What needs to be done =
Can you set down the entries below word for word, leaving the pictures out?
--- BEGIN ---
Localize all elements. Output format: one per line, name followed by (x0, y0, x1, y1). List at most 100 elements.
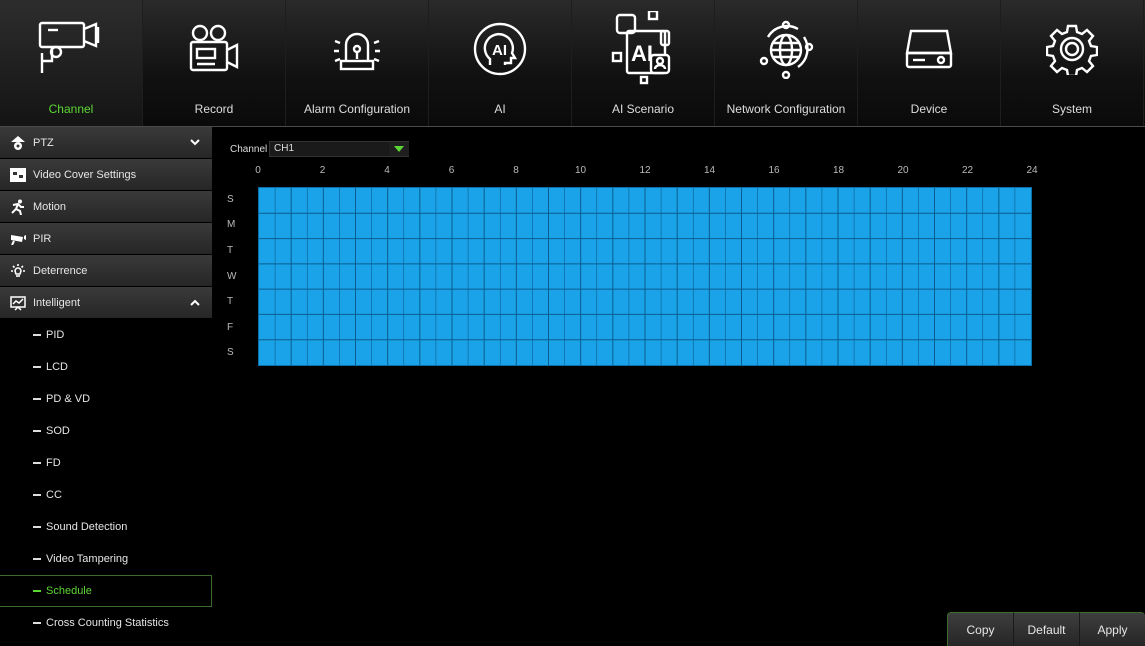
day-label: S (227, 347, 234, 359)
sidebar-subitem-lcd[interactable]: LCD (0, 351, 212, 383)
tab-device[interactable]: Device (858, 0, 1001, 126)
alarm-siren-icon (286, 14, 428, 84)
sidebar-item-label: Motion (33, 200, 67, 213)
sidebar-subitem-label: Cross Counting Statistics (46, 616, 169, 629)
sidebar-item-ptz[interactable]: PTZ (0, 127, 212, 159)
schedule-grid[interactable] (258, 187, 1032, 366)
hour-label: 10 (574, 165, 587, 176)
dash-icon (33, 493, 41, 496)
dash-icon (33, 621, 41, 624)
tab-network-configuration[interactable]: Network Configuration (715, 0, 858, 126)
dropdown-arrow-icon[interactable] (389, 142, 409, 156)
gear-icon (1001, 14, 1143, 84)
sidebar-subitem-label: LCD (46, 360, 69, 373)
action-buttons: Copy Default Apply (947, 612, 1145, 646)
day-label: S (227, 193, 234, 205)
sidebar-subitem-sound-detection[interactable]: Sound Detection (0, 511, 212, 543)
sidebar-subitem-pd-vd[interactable]: PD & VD (0, 383, 212, 415)
sidebar-item-label: Intelligent (33, 296, 81, 309)
schedule-grid-lines (259, 188, 1031, 365)
tab-label: AI Scenario (611, 102, 675, 116)
sidebar-item-intelligent[interactable]: Intelligent (0, 287, 212, 319)
apply-button[interactable]: Apply (1079, 612, 1145, 646)
camera-icon (0, 14, 142, 84)
tab-channel[interactable]: Channel (0, 0, 143, 126)
default-button[interactable]: Default (1013, 612, 1079, 646)
ai-scenario-icon: AI (572, 11, 714, 85)
day-label: M (227, 219, 236, 231)
sidebar-subitem-fd[interactable]: FD (0, 447, 212, 479)
sidebar-subitem-video-tampering[interactable]: Video Tampering (0, 543, 212, 575)
deterrence-icon (10, 263, 26, 279)
tab-record[interactable]: Record (143, 0, 286, 126)
video-recorder-icon (143, 14, 285, 84)
copy-button[interactable]: Copy (947, 612, 1013, 646)
sidebar-item-motion[interactable]: Motion (0, 191, 212, 223)
pir-icon (10, 231, 26, 247)
sidebar-item-label: Deterrence (33, 264, 88, 277)
hour-axis: 0 2 4 6 8 10 12 14 16 18 20 22 24 (255, 165, 1037, 179)
channel-select[interactable]: CH1 (269, 141, 409, 157)
hour-label: 20 (897, 165, 909, 176)
ptz-icon (10, 135, 26, 151)
sidebar-subitem-label: PID (46, 328, 65, 341)
tab-label: Device (910, 102, 948, 116)
tab-label: Network Configuration (726, 102, 846, 116)
tab-ai-scenario[interactable]: AI AI Scenario (572, 0, 715, 126)
sidebar-item-label: Video Cover Settings (33, 168, 137, 181)
chevron-down-icon[interactable] (190, 137, 200, 149)
motion-icon (10, 199, 26, 215)
sidebar: PTZ Video Cover Settings Motion PIR Dete… (0, 127, 212, 646)
hour-label: 0 (255, 165, 261, 176)
tab-label: System (1051, 102, 1092, 116)
dash-icon (33, 397, 41, 400)
tab-label: Channel (48, 102, 94, 116)
sidebar-item-pir[interactable]: PIR (0, 223, 212, 255)
hour-label: 24 (1026, 165, 1038, 176)
dash-icon (33, 590, 41, 592)
video-cover-icon (10, 167, 26, 183)
sidebar-subitem-label: PD & VD (46, 392, 91, 405)
day-label: T (227, 296, 234, 308)
sidebar-subitem-cc[interactable]: CC (0, 479, 212, 511)
sidebar-subitem-schedule[interactable]: Schedule (0, 575, 212, 607)
tab-alarm-configuration[interactable]: Alarm Configuration (286, 0, 429, 126)
sidebar-subitem-label: Sound Detection (46, 520, 128, 533)
channel-label: Channel (230, 144, 268, 155)
tab-system[interactable]: System (1001, 0, 1144, 126)
day-label: T (227, 244, 234, 256)
sidebar-item-label: PIR (33, 232, 52, 245)
hour-label: 8 (513, 165, 519, 176)
schedule-panel: Channel CH1 0 2 4 6 8 10 12 14 16 18 20 22 24 SMTWTF… (213, 127, 1145, 646)
hour-label: 6 (448, 165, 455, 176)
ai-head-icon: AI (429, 14, 571, 84)
sidebar-subitem-label: FD (46, 456, 61, 469)
hour-label: 18 (832, 165, 845, 176)
hour-label: 22 (961, 165, 974, 176)
day-label: W (227, 270, 237, 282)
chevron-up-icon[interactable] (190, 297, 200, 309)
svg-text:AI: AI (631, 41, 653, 66)
hour-label: 2 (319, 165, 326, 176)
sidebar-subitem-label: Video Tampering (46, 552, 129, 565)
svg-text:AI: AI (492, 42, 507, 59)
top-navigation: Channel Record Alarm Configuration AI AI… (0, 0, 1145, 127)
sidebar-subitem-label: CC (46, 488, 62, 501)
sidebar-item-deterrence[interactable]: Deterrence (0, 255, 212, 287)
tab-label: Alarm Configuration (303, 102, 411, 116)
sidebar-subitem-cross-counting-statistics[interactable]: Cross Counting Statistics (0, 607, 212, 639)
dash-icon (33, 429, 41, 432)
dash-icon (33, 525, 41, 528)
intelligent-icon (10, 295, 26, 311)
sidebar-subitem-sod[interactable]: SOD (0, 415, 212, 447)
tab-ai[interactable]: AI AI (429, 0, 572, 126)
sidebar-item-label: PTZ (33, 136, 54, 149)
sidebar-item-video-cover-settings[interactable]: Video Cover Settings (0, 159, 212, 191)
dash-icon (33, 557, 41, 560)
dash-icon (33, 461, 41, 464)
globe-network-icon (715, 14, 857, 84)
sidebar-subitem-label: Schedule (46, 585, 92, 597)
tab-label: Record (194, 102, 234, 116)
day-label: F (227, 321, 234, 333)
sidebar-subitem-pid[interactable]: PID (0, 319, 212, 351)
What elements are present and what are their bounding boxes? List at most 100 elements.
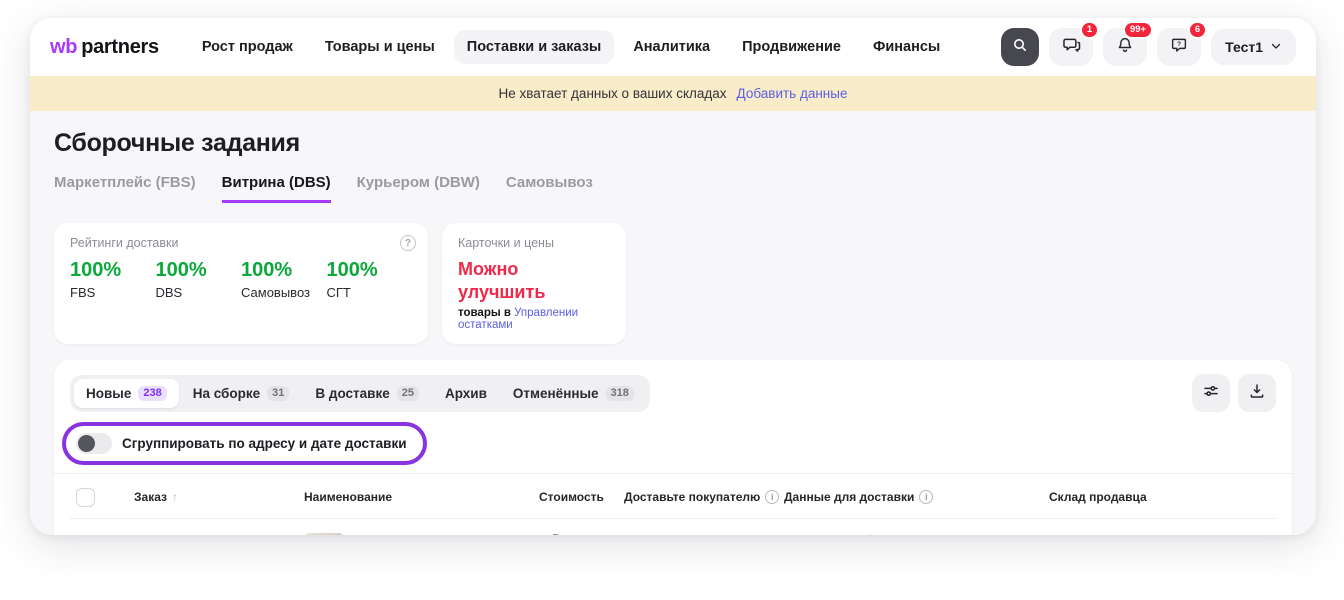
--- END ---
Answer for the task =
Localize all elements. Output format: one per line, name followed by (x0, y0, x1, y1). List at most 100 elements.
day-label: S (227, 347, 234, 359)
sidebar-subitem-lcd[interactable]: LCD (0, 351, 212, 383)
tab-device[interactable]: Device (858, 0, 1001, 126)
alarm-siren-icon (286, 14, 428, 84)
sidebar-item-label: Motion (33, 200, 67, 213)
sidebar-subitem-label: Cross Counting Statistics (46, 616, 169, 629)
sidebar-item-ptz[interactable]: PTZ (0, 127, 212, 159)
schedule-grid[interactable] (258, 187, 1032, 366)
hour-label: 10 (574, 165, 587, 176)
dash-icon (33, 493, 41, 496)
dash-icon (33, 621, 41, 624)
tab-network-configuration[interactable]: Network Configuration (715, 0, 858, 126)
dropdown-arrow-icon[interactable] (389, 142, 409, 156)
gear-icon (1001, 14, 1143, 84)
sidebar-subitem-label: LCD (46, 360, 69, 373)
action-buttons: Copy Default Apply (947, 612, 1145, 646)
day-label: S (227, 193, 234, 205)
sidebar-subitem-sound-detection[interactable]: Sound Detection (0, 511, 212, 543)
sidebar-subitem-pd-vd[interactable]: PD & VD (0, 383, 212, 415)
sidebar-item-label: Intelligent (33, 296, 81, 309)
schedule-grid-lines (259, 188, 1031, 365)
tab-label: AI Scenario (611, 102, 675, 116)
sidebar-item-intelligent[interactable]: Intelligent (0, 287, 212, 319)
apply-button[interactable]: Apply (1079, 612, 1145, 646)
camera-icon (0, 14, 142, 84)
tab-channel[interactable]: Channel (0, 0, 143, 126)
default-button[interactable]: Default (1013, 612, 1079, 646)
ai-scenario-icon: AI (572, 11, 714, 85)
day-label: M (227, 219, 236, 231)
sidebar-subitem-fd[interactable]: FD (0, 447, 212, 479)
sidebar-subitem-video-tampering[interactable]: Video Tampering (0, 543, 212, 575)
deterrence-icon (10, 263, 26, 279)
tab-record[interactable]: Record (143, 0, 286, 126)
video-recorder-icon (143, 14, 285, 84)
copy-button[interactable]: Copy (947, 612, 1013, 646)
sidebar-item-motion[interactable]: Motion (0, 191, 212, 223)
pir-icon (10, 231, 26, 247)
sidebar-item-label: Deterrence (33, 264, 88, 277)
hour-axis: 0 2 4 6 8 10 12 14 16 18 20 22 24 (255, 165, 1037, 179)
channel-select[interactable]: CH1 (269, 141, 409, 157)
hour-label: 20 (897, 165, 909, 176)
ptz-icon (10, 135, 26, 151)
sidebar-subitem-label: PID (46, 328, 65, 341)
tab-label: Device (910, 102, 948, 116)
tab-label: Network Configuration (726, 102, 846, 116)
tab-ai-scenario[interactable]: AI AI Scenario (572, 0, 715, 126)
sidebar-item-label: Video Cover Settings (33, 168, 137, 181)
chevron-down-icon[interactable] (190, 137, 200, 149)
motion-icon (10, 199, 26, 215)
sidebar: PTZ Video Cover Settings Motion PIR Dete… (0, 127, 212, 646)
hour-label: 0 (255, 165, 261, 176)
tab-label: System (1051, 102, 1092, 116)
dash-icon (33, 397, 41, 400)
tab-label: Channel (48, 102, 94, 116)
sidebar-item-pir[interactable]: PIR (0, 223, 212, 255)
hour-label: 24 (1026, 165, 1038, 176)
dash-icon (33, 590, 41, 592)
video-cover-icon (10, 167, 26, 183)
sidebar-subitem-label: PD & VD (46, 392, 91, 405)
day-label: T (227, 296, 234, 308)
sidebar-subitem-cc[interactable]: CC (0, 479, 212, 511)
sidebar-subitem-schedule[interactable]: Schedule (0, 575, 212, 607)
tab-alarm-configuration[interactable]: Alarm Configuration (286, 0, 429, 126)
sidebar-subitem-label: Sound Detection (46, 520, 128, 533)
channel-label: Channel (230, 144, 268, 155)
tab-system[interactable]: System (1001, 0, 1144, 126)
day-label: T (227, 244, 234, 256)
sidebar-item-label: PIR (33, 232, 52, 245)
hour-label: 8 (513, 165, 519, 176)
schedule-panel: Channel CH1 0 2 4 6 8 10 12 14 16 18 20 22 24 SMTWTF… (213, 127, 1145, 646)
hour-label: 6 (448, 165, 455, 176)
ai-head-icon: AI (429, 14, 571, 84)
sidebar-subitem-label: FD (46, 456, 61, 469)
hour-label: 18 (832, 165, 845, 176)
hour-label: 22 (961, 165, 974, 176)
day-label: W (227, 270, 237, 282)
chevron-up-icon[interactable] (190, 297, 200, 309)
svg-text:AI: AI (631, 41, 653, 66)
hour-label: 2 (319, 165, 326, 176)
sidebar-subitem-label: Video Tampering (46, 552, 129, 565)
svg-text:AI: AI (492, 42, 507, 59)
top-navigation: Channel Record Alarm Configuration AI AI… (0, 0, 1145, 127)
sidebar-subitem-label: CC (46, 488, 62, 501)
sidebar-item-deterrence[interactable]: Deterrence (0, 255, 212, 287)
tab-label: Alarm Configuration (303, 102, 411, 116)
sidebar-subitem-cross-counting-statistics[interactable]: Cross Counting Statistics (0, 607, 212, 639)
dash-icon (33, 429, 41, 432)
dash-icon (33, 525, 41, 528)
intelligent-icon (10, 295, 26, 311)
sidebar-subitem-sod[interactable]: SOD (0, 415, 212, 447)
tab-ai[interactable]: AI AI (429, 0, 572, 126)
sidebar-item-label: PTZ (33, 136, 54, 149)
sidebar-item-video-cover-settings[interactable]: Video Cover Settings (0, 159, 212, 191)
dash-icon (33, 557, 41, 560)
dash-icon (33, 461, 41, 464)
globe-network-icon (715, 14, 857, 84)
sidebar-subitem-label: Schedule (46, 585, 92, 597)
tab-label: Record (194, 102, 234, 116)
day-label: F (227, 321, 234, 333)
sidebar-subitem-pid[interactable]: PID (0, 319, 212, 351)
What elements are present and what are their bounding boxes? List at most 100 elements.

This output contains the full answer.